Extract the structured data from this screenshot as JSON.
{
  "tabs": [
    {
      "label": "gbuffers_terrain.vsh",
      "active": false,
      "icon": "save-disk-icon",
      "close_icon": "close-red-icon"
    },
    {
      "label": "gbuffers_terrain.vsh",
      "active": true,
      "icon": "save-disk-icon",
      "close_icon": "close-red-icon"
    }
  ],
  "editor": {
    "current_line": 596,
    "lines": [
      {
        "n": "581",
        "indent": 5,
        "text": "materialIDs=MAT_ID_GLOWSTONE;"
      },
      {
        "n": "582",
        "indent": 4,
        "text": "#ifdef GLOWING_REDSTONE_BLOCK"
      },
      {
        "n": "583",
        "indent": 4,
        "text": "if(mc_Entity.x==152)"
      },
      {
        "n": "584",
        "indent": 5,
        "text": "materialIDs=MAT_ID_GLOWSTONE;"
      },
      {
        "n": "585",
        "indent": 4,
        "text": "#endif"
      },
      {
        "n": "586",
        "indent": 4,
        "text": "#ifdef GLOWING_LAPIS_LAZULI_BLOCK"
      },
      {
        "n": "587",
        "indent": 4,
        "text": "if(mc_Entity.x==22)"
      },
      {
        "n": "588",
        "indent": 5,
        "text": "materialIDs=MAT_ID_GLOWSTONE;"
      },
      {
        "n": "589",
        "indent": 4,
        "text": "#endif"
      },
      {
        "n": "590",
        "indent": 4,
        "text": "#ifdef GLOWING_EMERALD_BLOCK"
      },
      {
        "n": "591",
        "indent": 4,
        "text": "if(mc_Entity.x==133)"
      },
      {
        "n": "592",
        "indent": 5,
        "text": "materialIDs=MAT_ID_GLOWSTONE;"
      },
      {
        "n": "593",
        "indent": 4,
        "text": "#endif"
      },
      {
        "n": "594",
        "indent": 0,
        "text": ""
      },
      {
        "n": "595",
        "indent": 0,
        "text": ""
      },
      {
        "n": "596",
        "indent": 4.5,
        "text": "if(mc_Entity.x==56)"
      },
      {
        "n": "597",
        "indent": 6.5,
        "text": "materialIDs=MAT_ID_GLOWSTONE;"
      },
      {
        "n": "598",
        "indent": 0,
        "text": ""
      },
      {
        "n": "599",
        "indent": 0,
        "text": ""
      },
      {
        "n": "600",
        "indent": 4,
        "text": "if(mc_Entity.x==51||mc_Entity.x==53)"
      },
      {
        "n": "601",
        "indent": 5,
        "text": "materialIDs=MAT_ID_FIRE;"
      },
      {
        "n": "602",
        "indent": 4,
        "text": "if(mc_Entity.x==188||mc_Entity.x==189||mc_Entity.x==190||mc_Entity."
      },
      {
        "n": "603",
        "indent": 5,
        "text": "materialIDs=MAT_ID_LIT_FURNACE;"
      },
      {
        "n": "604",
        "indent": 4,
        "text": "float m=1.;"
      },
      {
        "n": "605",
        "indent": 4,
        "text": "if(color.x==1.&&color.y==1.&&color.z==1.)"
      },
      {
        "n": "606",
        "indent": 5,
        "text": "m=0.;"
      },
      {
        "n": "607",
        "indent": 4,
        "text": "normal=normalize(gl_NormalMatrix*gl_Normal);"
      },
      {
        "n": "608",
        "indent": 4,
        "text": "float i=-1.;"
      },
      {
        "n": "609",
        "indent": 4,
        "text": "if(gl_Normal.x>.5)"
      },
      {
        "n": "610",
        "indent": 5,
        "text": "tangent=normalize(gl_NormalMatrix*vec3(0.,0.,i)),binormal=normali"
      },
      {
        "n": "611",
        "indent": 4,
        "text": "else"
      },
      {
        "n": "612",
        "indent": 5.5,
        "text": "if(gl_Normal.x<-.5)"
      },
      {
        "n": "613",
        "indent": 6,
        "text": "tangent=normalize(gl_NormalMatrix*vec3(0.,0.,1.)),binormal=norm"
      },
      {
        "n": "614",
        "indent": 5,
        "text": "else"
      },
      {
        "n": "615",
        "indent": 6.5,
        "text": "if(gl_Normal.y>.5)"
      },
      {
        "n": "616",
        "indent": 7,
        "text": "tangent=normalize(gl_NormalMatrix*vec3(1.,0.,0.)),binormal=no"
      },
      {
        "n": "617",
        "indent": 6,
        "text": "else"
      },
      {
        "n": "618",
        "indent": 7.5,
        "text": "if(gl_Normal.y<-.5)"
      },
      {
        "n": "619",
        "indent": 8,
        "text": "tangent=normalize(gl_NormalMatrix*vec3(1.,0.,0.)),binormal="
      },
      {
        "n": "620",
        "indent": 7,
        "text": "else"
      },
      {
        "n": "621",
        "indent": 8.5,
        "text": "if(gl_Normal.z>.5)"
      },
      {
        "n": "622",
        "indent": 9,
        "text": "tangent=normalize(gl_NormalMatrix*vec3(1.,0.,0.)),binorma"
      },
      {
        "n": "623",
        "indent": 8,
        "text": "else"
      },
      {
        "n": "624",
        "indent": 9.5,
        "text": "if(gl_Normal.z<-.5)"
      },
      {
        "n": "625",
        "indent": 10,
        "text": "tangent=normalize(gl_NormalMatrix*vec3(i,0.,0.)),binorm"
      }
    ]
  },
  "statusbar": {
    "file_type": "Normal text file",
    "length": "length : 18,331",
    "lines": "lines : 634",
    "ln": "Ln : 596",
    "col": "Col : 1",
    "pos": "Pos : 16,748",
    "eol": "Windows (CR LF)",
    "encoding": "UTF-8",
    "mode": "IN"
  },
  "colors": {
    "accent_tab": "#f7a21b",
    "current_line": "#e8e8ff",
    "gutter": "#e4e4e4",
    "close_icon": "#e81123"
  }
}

####################

** EXERCISE **
Every entry above should be retyped exactly as shown.

** EXPECTED ANSWER **
Extract the structured data from this screenshot as JSON.
{
  "tabs": [
    {
      "label": "gbuffers_terrain.vsh",
      "active": false,
      "icon": "save-disk-icon",
      "close_icon": "close-red-icon"
    },
    {
      "label": "gbuffers_terrain.vsh",
      "active": true,
      "icon": "save-disk-icon",
      "close_icon": "close-red-icon"
    }
  ],
  "editor": {
    "current_line": 596,
    "lines": [
      {
        "n": "581",
        "indent": 5,
        "text": "materialIDs=MAT_ID_GLOWSTONE;"
      },
      {
        "n": "582",
        "indent": 4,
        "text": "#ifdef GLOWING_REDSTONE_BLOCK"
      },
      {
        "n": "583",
        "indent": 4,
        "text": "if(mc_Entity.x==152)"
      },
      {
        "n": "584",
        "indent": 5,
        "text": "materialIDs=MAT_ID_GLOWSTONE;"
      },
      {
        "n": "585",
        "indent": 4,
        "text": "#endif"
      },
      {
        "n": "586",
        "indent": 4,
        "text": "#ifdef GLOWING_LAPIS_LAZULI_BLOCK"
      },
      {
        "n": "587",
        "indent": 4,
        "text": "if(mc_Entity.x==22)"
      },
      {
        "n": "588",
        "indent": 5,
        "text": "materialIDs=MAT_ID_GLOWSTONE;"
      },
      {
        "n": "589",
        "indent": 4,
        "text": "#endif"
      },
      {
        "n": "590",
        "indent": 4,
        "text": "#ifdef GLOWING_EMERALD_BLOCK"
      },
      {
        "n": "591",
        "indent": 4,
        "text": "if(mc_Entity.x==133)"
      },
      {
        "n": "592",
        "indent": 5,
        "text": "materialIDs=MAT_ID_GLOWSTONE;"
      },
      {
        "n": "593",
        "indent": 4,
        "text": "#endif"
      },
      {
        "n": "594",
        "indent": 0,
        "text": ""
      },
      {
        "n": "595",
        "indent": 0,
        "text": ""
      },
      {
        "n": "596",
        "indent": 4.5,
        "text": "if(mc_Entity.x==56)"
      },
      {
        "n": "597",
        "indent": 6.5,
        "text": "materialIDs=MAT_ID_GLOWSTONE;"
      },
      {
        "n": "598",
        "indent": 0,
        "text": ""
      },
      {
        "n": "599",
        "indent": 0,
        "text": ""
      },
      {
        "n": "600",
        "indent": 4,
        "text": "if(mc_Entity.x==51||mc_Entity.x==53)"
      },
      {
        "n": "601",
        "indent": 5,
        "text": "materialIDs=MAT_ID_FIRE;"
      },
      {
        "n": "602",
        "indent": 4,
        "text": "if(mc_Entity.x==188||mc_Entity.x==189||mc_Entity.x==190||mc_Entity."
      },
      {
        "n": "603",
        "indent": 5,
        "text": "materialIDs=MAT_ID_LIT_FURNACE;"
      },
      {
        "n": "604",
        "indent": 4,
        "text": "float m=1.;"
      },
      {
        "n": "605",
        "indent": 4,
        "text": "if(color.x==1.&&color.y==1.&&color.z==1.)"
      },
      {
        "n": "606",
        "indent": 5,
        "text": "m=0.;"
      },
      {
        "n": "607",
        "indent": 4,
        "text": "normal=normalize(gl_NormalMatrix*gl_Normal);"
      },
      {
        "n": "608",
        "indent": 4,
        "text": "float i=-1.;"
      },
      {
        "n": "609",
        "indent": 4,
        "text": "if(gl_Normal.x>.5)"
      },
      {
        "n": "610",
        "indent": 5,
        "text": "tangent=normalize(gl_NormalMatrix*vec3(0.,0.,i)),binormal=normali"
      },
      {
        "n": "611",
        "indent": 4,
        "text": "else"
      },
      {
        "n": "612",
        "indent": 5.5,
        "text": "if(gl_Normal.x<-.5)"
      },
      {
        "n": "613",
        "indent": 6,
        "text": "tangent=normalize(gl_NormalMatrix*vec3(0.,0.,1.)),binormal=norm"
      },
      {
        "n": "614",
        "indent": 5,
        "text": "else"
      },
      {
        "n": "615",
        "indent": 6.5,
        "text": "if(gl_Normal.y>.5)"
      },
      {
        "n": "616",
        "indent": 7,
        "text": "tangent=normalize(gl_NormalMatrix*vec3(1.,0.,0.)),binormal=no"
      },
      {
        "n": "617",
        "indent": 6,
        "text": "else"
      },
      {
        "n": "618",
        "indent": 7.5,
        "text": "if(gl_Normal.y<-.5)"
      },
      {
        "n": "619",
        "indent": 8,
        "text": "tangent=normalize(gl_NormalMatrix*vec3(1.,0.,0.)),binormal="
      },
      {
        "n": "620",
        "indent": 7,
        "text": "else"
      },
      {
        "n": "621",
        "indent": 8.5,
        "text": "if(gl_Normal.z>.5)"
      },
      {
        "n": "622",
        "indent": 9,
        "text": "tangent=normalize(gl_NormalMatrix*vec3(1.,0.,0.)),binorma"
      },
      {
        "n": "623",
        "indent": 8,
        "text": "else"
      },
      {
        "n": "624",
        "indent": 9.5,
        "text": "if(gl_Normal.z<-.5)"
      },
      {
        "n": "625",
        "indent": 10,
        "text": "tangent=normalize(gl_NormalMatrix*vec3(i,0.,0.)),binorm"
      }
    ]
  },
  "statusbar": {
    "file_type": "Normal text file",
    "length": "length : 18,331",
    "lines": "lines : 634",
    "ln": "Ln : 596",
    "col": "Col : 1",
    "pos": "Pos : 16,748",
    "eol": "Windows (CR LF)",
    "encoding": "UTF-8",
    "mode": "IN"
  },
  "colors": {
    "accent_tab": "#f7a21b",
    "current_line": "#e8e8ff",
    "gutter": "#e4e4e4",
    "close_icon": "#e81123"
  }
}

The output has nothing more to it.